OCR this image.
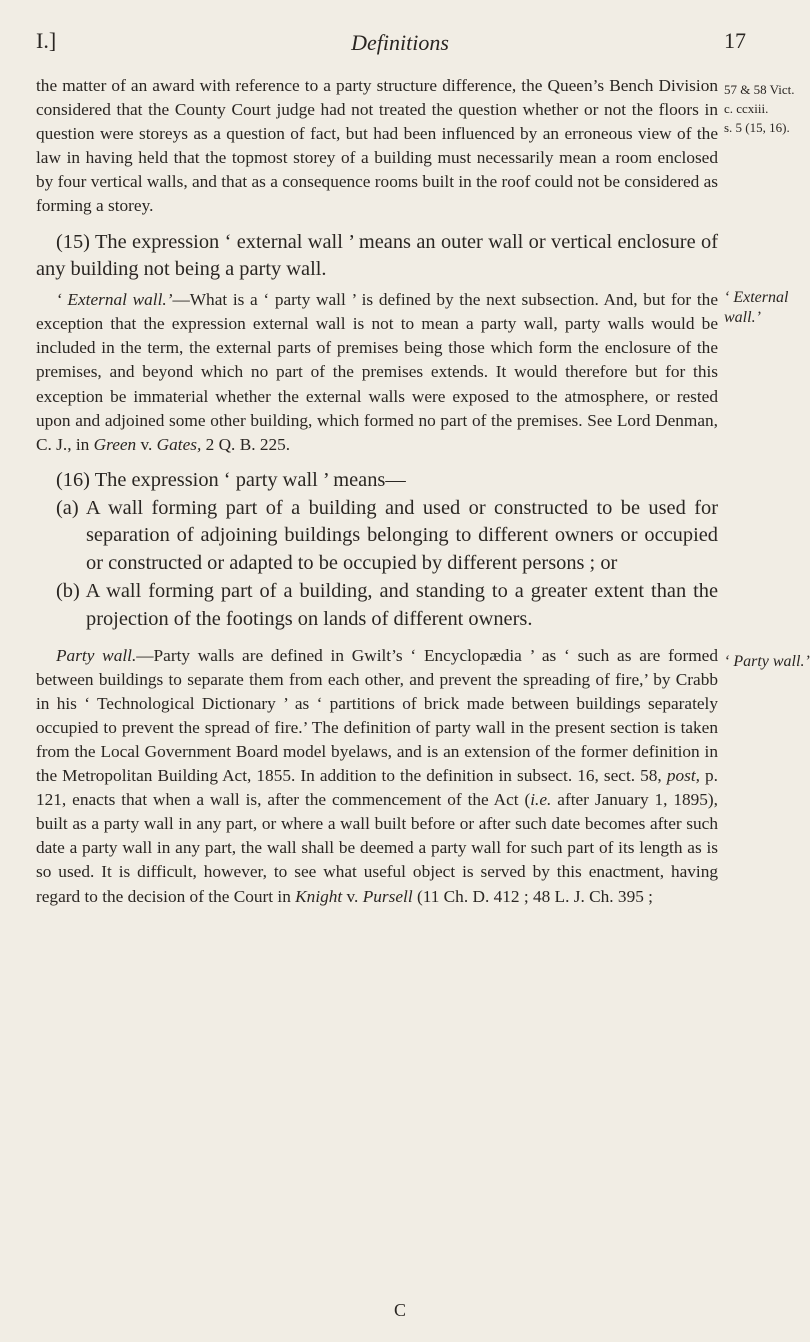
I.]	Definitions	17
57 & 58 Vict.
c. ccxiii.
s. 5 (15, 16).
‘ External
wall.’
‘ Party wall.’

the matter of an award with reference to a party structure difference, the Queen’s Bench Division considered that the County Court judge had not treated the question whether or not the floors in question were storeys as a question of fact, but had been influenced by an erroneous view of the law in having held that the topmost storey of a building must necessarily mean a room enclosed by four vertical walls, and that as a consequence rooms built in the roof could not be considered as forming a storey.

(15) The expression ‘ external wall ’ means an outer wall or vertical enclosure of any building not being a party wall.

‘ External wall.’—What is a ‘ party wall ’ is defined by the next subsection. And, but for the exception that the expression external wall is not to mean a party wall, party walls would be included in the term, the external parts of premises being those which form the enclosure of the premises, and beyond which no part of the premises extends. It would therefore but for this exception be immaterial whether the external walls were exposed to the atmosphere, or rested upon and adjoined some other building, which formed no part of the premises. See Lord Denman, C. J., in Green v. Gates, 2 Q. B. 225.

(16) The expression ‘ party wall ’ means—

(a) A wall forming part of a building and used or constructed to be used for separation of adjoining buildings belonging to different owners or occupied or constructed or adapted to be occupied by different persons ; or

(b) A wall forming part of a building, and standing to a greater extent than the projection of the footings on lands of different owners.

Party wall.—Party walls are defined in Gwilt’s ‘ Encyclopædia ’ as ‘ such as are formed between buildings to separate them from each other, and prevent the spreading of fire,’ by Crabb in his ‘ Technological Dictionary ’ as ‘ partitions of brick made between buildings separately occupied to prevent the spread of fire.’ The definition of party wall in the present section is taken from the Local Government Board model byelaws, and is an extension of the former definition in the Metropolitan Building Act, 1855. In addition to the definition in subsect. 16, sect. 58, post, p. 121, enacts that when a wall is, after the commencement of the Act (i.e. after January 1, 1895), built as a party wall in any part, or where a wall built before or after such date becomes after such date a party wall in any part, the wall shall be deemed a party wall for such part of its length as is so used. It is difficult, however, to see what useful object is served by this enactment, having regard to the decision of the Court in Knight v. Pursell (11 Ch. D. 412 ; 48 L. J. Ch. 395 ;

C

§ §

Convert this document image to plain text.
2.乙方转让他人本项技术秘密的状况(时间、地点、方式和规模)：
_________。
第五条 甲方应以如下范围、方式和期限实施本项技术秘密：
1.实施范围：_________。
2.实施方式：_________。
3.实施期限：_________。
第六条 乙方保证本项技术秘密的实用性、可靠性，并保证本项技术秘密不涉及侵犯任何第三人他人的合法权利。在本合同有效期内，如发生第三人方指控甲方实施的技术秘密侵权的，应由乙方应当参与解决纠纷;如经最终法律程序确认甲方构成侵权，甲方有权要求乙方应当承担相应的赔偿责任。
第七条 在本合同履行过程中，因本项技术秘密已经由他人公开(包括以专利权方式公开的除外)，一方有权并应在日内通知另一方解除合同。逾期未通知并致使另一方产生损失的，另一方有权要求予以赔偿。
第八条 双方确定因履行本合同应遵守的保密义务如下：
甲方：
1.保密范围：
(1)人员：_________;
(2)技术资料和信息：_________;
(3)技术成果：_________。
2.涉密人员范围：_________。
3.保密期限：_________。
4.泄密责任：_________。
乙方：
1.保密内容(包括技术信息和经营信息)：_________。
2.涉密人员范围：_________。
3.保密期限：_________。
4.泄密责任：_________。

§ §

## What needs to be done
Only lines holding the string "means" are wanted; gather each one from the entries above.

## The reply
(15) The expression ‘ external wall ’ means an outer wall or vertical enclosure of any building not being a party wall.
(16) The expression ‘ party wall ’ means—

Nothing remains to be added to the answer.